Records contained in a dataset
------------------------------------------------

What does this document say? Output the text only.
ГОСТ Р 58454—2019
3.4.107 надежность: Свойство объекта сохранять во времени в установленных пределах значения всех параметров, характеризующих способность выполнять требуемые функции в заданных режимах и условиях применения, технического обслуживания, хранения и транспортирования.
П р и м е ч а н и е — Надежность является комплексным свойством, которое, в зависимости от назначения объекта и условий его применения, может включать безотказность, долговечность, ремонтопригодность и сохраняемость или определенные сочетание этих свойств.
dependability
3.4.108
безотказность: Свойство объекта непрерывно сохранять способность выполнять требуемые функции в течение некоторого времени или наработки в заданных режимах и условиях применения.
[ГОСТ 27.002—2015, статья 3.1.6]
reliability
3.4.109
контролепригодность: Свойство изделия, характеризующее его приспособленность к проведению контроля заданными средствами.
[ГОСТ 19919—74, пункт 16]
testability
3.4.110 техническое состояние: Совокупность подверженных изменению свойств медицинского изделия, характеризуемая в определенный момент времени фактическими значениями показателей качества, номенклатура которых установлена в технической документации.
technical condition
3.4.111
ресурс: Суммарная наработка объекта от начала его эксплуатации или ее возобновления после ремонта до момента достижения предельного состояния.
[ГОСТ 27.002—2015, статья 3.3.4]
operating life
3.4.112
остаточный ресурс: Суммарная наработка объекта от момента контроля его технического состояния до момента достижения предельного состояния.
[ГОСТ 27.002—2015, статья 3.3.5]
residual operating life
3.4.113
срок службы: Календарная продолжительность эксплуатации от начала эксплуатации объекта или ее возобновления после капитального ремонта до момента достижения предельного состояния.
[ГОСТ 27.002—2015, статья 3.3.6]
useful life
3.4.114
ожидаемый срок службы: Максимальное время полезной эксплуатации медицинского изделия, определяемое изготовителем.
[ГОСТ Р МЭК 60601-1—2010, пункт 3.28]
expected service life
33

------------------------------------------------

:: Stated task ::
Would you copy out each line exactly as written?

:: The reply ::
What does this document say? Output the text only.
ГОСТ Р 58454—2019
3.4.107 надежность: Свойство объекта сохранять во времени в установленных пределах значения всех параметров, характеризующих способность выполнять требуемые функции в заданных режимах и условиях применения, технического обслуживания, хранения и транспортирования.
П р и м е ч а н и е — Надежность является комплексным свойством, которое, в зависимости от назначения объекта и условий его применения, может включать безотказность, долговечность, ремонтопригодность и сохраняемость или определенные сочетание этих свойств.
dependability
3.4.108
безотказность: Свойство объекта непрерывно сохранять способность выполнять требуемые функции в течение некоторого времени или наработки в заданных режимах и условиях применения.
[ГОСТ 27.002—2015, статья 3.1.6]
reliability
3.4.109
контролепригодность: Свойство изделия, характеризующее его приспособленность к проведению контроля заданными средствами.
[ГОСТ 19919—74, пункт 16]
testability
3.4.110 техническое состояние: Совокупность подверженных изменению свойств медицинского изделия, характеризуемая в определенный момент времени фактическими значениями показателей качества, номенклатура которых установлена в технической документации.
technical condition
3.4.111
ресурс: Суммарная наработка объекта от начала его эксплуатации или ее возобновления после ремонта до момента достижения предельного состояния.
[ГОСТ 27.002—2015, статья 3.3.4]
operating life
3.4.112
остаточный ресурс: Суммарная наработка объекта от момента контроля его технического состояния до момента достижения предельного состояния.
[ГОСТ 27.002—2015, статья 3.3.5]
residual operating life
3.4.113
срок службы: Календарная продолжительность эксплуатации от начала эксплуатации объекта или ее возобновления после капитального ремонта до момента достижения предельного состояния.
[ГОСТ 27.002—2015, статья 3.3.6]
useful life
3.4.114
ожидаемый срок службы: Максимальное время полезной эксплуатации медицинского изделия, определяемое изготовителем.
[ГОСТ Р МЭК 60601-1—2010, пункт 3.28]
expected service life
33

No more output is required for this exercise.